> **Problem description**: Report how many lines of the listing below include the word "this". Give nothing but the number.

(Data entries for graphics)
(begin)

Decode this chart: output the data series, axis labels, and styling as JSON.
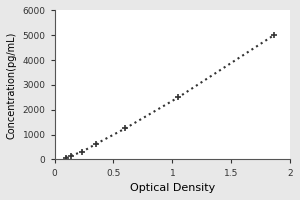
{
  "x_data": [
    0.094,
    0.141,
    0.235,
    0.352,
    0.6,
    1.05,
    1.86
  ],
  "y_data": [
    78,
    156,
    312,
    625,
    1250,
    2500,
    5000
  ],
  "xlabel": "Optical Density",
  "ylabel": "Concentration(pg/mL)",
  "xlim": [
    0,
    2.0
  ],
  "ylim": [
    0,
    6000
  ],
  "xticks": [
    0,
    0.5,
    1.0,
    1.5,
    2.0
  ],
  "yticks": [
    0,
    1000,
    2000,
    3000,
    4000,
    5000,
    6000
  ],
  "xtick_labels": [
    "0",
    "0.5",
    "1",
    "1.5",
    "2"
  ],
  "ytick_labels": [
    "0",
    "1000",
    "2000",
    "3000",
    "4000",
    "5000",
    "6000"
  ],
  "line_color": "#333333",
  "marker": "+",
  "marker_size": 5,
  "line_style": ":",
  "line_width": 1.5,
  "background_color": "#e8e8e8",
  "plot_background": "#ffffff",
  "xlabel_fontsize": 8,
  "ylabel_fontsize": 7,
  "tick_fontsize": 6.5
}
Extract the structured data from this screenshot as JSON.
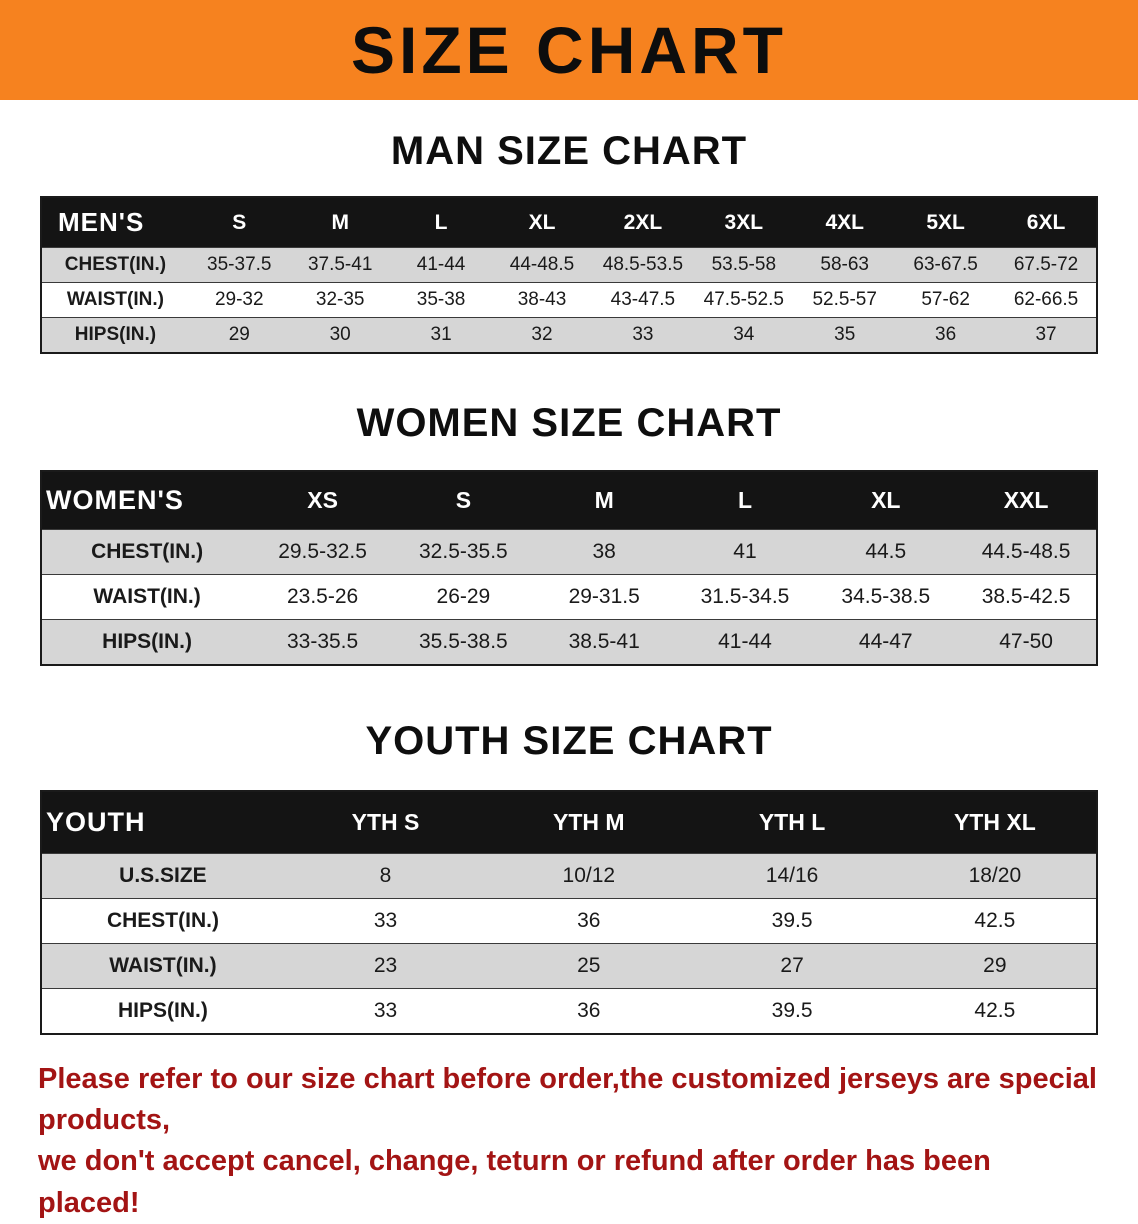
{
  "banner": {
    "title": "SIZE CHART",
    "background_color": "#F6821F",
    "text_color": "#0d0d0d"
  },
  "sections": {
    "men": {
      "heading": "MAN SIZE CHART",
      "table": {
        "header": [
          "MEN'S",
          "S",
          "M",
          "L",
          "XL",
          "2XL",
          "3XL",
          "4XL",
          "5XL",
          "6XL"
        ],
        "rows": [
          [
            "CHEST(IN.)",
            "35-37.5",
            "37.5-41",
            "41-44",
            "44-48.5",
            "48.5-53.5",
            "53.5-58",
            "58-63",
            "63-67.5",
            "67.5-72"
          ],
          [
            "WAIST(IN.)",
            "29-32",
            "32-35",
            "35-38",
            "38-43",
            "43-47.5",
            "47.5-52.5",
            "52.5-57",
            "57-62",
            "62-66.5"
          ],
          [
            "HIPS(IN.)",
            "29",
            "30",
            "31",
            "32",
            "33",
            "34",
            "35",
            "36",
            "37"
          ]
        ]
      }
    },
    "women": {
      "heading": "WOMEN SIZE CHART",
      "table": {
        "header": [
          "WOMEN'S",
          "XS",
          "S",
          "M",
          "L",
          "XL",
          "XXL"
        ],
        "rows": [
          [
            "CHEST(IN.)",
            "29.5-32.5",
            "32.5-35.5",
            "38",
            "41",
            "44.5",
            "44.5-48.5"
          ],
          [
            "WAIST(IN.)",
            "23.5-26",
            "26-29",
            "29-31.5",
            "31.5-34.5",
            "34.5-38.5",
            "38.5-42.5"
          ],
          [
            "HIPS(IN.)",
            "33-35.5",
            "35.5-38.5",
            "38.5-41",
            "41-44",
            "44-47",
            "47-50"
          ]
        ]
      }
    },
    "youth": {
      "heading": "YOUTH SIZE CHART",
      "table": {
        "header": [
          "YOUTH",
          "YTH S",
          "YTH M",
          "YTH L",
          "YTH XL"
        ],
        "rows": [
          [
            "U.S.SIZE",
            "8",
            "10/12",
            "14/16",
            "18/20"
          ],
          [
            "CHEST(IN.)",
            "33",
            "36",
            "39.5",
            "42.5"
          ],
          [
            "WAIST(IN.)",
            "23",
            "25",
            "27",
            "29"
          ],
          [
            "HIPS(IN.)",
            "33",
            "36",
            "39.5",
            "42.5"
          ]
        ]
      }
    }
  },
  "footer": {
    "line1": "Please refer to our size chart before order,the customized jerseys are special products,",
    "line2": "we don't accept cancel, change, teturn or refund after order has been placed!",
    "text_color": "#A31414"
  },
  "colors": {
    "table_header_bg": "#141414",
    "table_alt_row_bg": "#d6d6d6",
    "banner_orange": "#F6821F"
  }
}
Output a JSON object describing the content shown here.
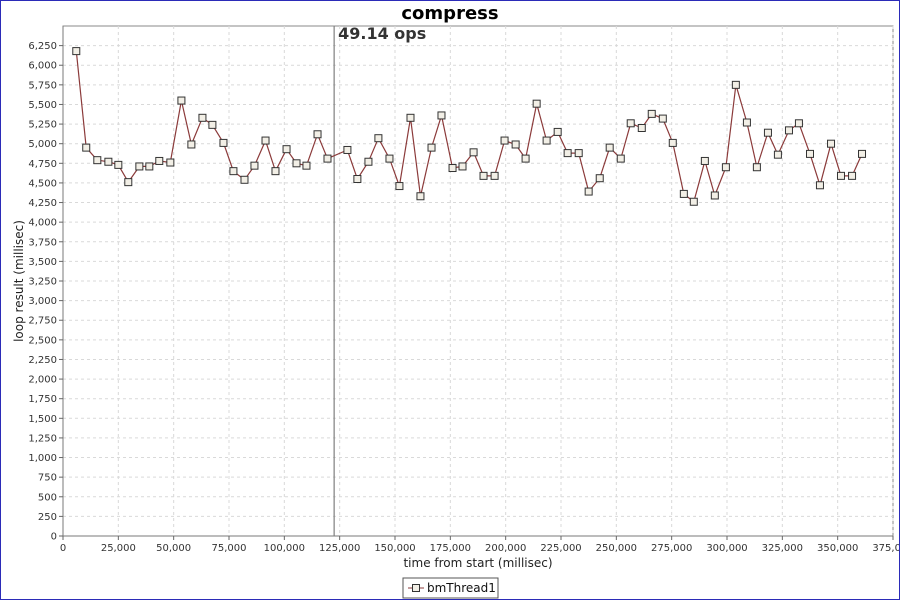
{
  "chart_data": {
    "type": "line",
    "title": "compress",
    "xlabel": "time from start (millisec)",
    "ylabel": "loop result (millisec)",
    "xlim": [
      0,
      375000
    ],
    "ylim": [
      0,
      6500
    ],
    "x_ticks": [
      0,
      25000,
      50000,
      75000,
      100000,
      125000,
      150000,
      175000,
      200000,
      225000,
      250000,
      275000,
      300000,
      325000,
      350000,
      375000
    ],
    "x_tick_labels": [
      "0",
      "25,000",
      "50,000",
      "75,000",
      "100,000",
      "125,000",
      "150,000",
      "175,000",
      "200,000",
      "225,000",
      "250,000",
      "275,000",
      "300,000",
      "325,000",
      "350,000",
      "375,000"
    ],
    "y_ticks": [
      0,
      250,
      500,
      750,
      1000,
      1250,
      1500,
      1750,
      2000,
      2250,
      2500,
      2750,
      3000,
      3250,
      3500,
      3750,
      4000,
      4250,
      4500,
      4750,
      5000,
      5250,
      5500,
      5750,
      6000,
      6250
    ],
    "y_tick_labels": [
      "0",
      "250",
      "500",
      "750",
      "1,000",
      "1,250",
      "1,500",
      "1,750",
      "2,000",
      "2,250",
      "2,500",
      "2,750",
      "3,000",
      "3,250",
      "3,500",
      "3,750",
      "4,000",
      "4,250",
      "4,500",
      "4,750",
      "5,000",
      "5,250",
      "5,500",
      "5,750",
      "6,000",
      "6,250"
    ],
    "grid": true,
    "legend_position": "bottom-center",
    "marker_line": {
      "x": 122500,
      "label": "49.14 ops",
      "color": "#7f7f7f"
    },
    "series": [
      {
        "name": "bmThread1",
        "color": "#8b3a3a",
        "marker": "square",
        "points": [
          [
            6000,
            6180
          ],
          [
            10500,
            4950
          ],
          [
            15500,
            4790
          ],
          [
            20500,
            4770
          ],
          [
            25000,
            4730
          ],
          [
            29500,
            4510
          ],
          [
            34500,
            4710
          ],
          [
            39000,
            4710
          ],
          [
            43500,
            4780
          ],
          [
            48500,
            4760
          ],
          [
            53500,
            5550
          ],
          [
            58000,
            4990
          ],
          [
            63000,
            5330
          ],
          [
            67500,
            5240
          ],
          [
            72500,
            5010
          ],
          [
            77000,
            4650
          ],
          [
            82000,
            4540
          ],
          [
            86500,
            4720
          ],
          [
            91500,
            5040
          ],
          [
            96000,
            4650
          ],
          [
            101000,
            4930
          ],
          [
            105500,
            4750
          ],
          [
            110000,
            4720
          ],
          [
            115000,
            5120
          ],
          [
            119500,
            4810
          ],
          [
            128500,
            4920
          ],
          [
            133000,
            4550
          ],
          [
            138000,
            4770
          ],
          [
            142500,
            5070
          ],
          [
            147500,
            4810
          ],
          [
            152000,
            4460
          ],
          [
            157000,
            5330
          ],
          [
            161500,
            4330
          ],
          [
            166500,
            4950
          ],
          [
            171000,
            5360
          ],
          [
            176000,
            4690
          ],
          [
            180500,
            4710
          ],
          [
            185500,
            4890
          ],
          [
            190000,
            4590
          ],
          [
            195000,
            4590
          ],
          [
            199500,
            5040
          ],
          [
            204500,
            4990
          ],
          [
            209000,
            4810
          ],
          [
            214000,
            5510
          ],
          [
            218500,
            5040
          ],
          [
            223500,
            5150
          ],
          [
            228000,
            4880
          ],
          [
            233000,
            4880
          ],
          [
            237500,
            4390
          ],
          [
            242500,
            4560
          ],
          [
            247000,
            4950
          ],
          [
            252000,
            4810
          ],
          [
            256500,
            5260
          ],
          [
            261500,
            5200
          ],
          [
            266000,
            5380
          ],
          [
            271000,
            5320
          ],
          [
            275500,
            5010
          ],
          [
            280500,
            4360
          ],
          [
            285000,
            4260
          ],
          [
            290000,
            4780
          ],
          [
            294500,
            4340
          ],
          [
            299500,
            4700
          ],
          [
            304000,
            5750
          ],
          [
            309000,
            5270
          ],
          [
            313500,
            4700
          ],
          [
            318500,
            5140
          ],
          [
            323000,
            4860
          ],
          [
            328000,
            5170
          ],
          [
            332500,
            5260
          ],
          [
            337500,
            4870
          ],
          [
            342000,
            4470
          ],
          [
            347000,
            5000
          ],
          [
            351500,
            4590
          ],
          [
            356500,
            4590
          ],
          [
            361000,
            4870
          ]
        ]
      }
    ]
  }
}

(end)

> **Exercise result**: 2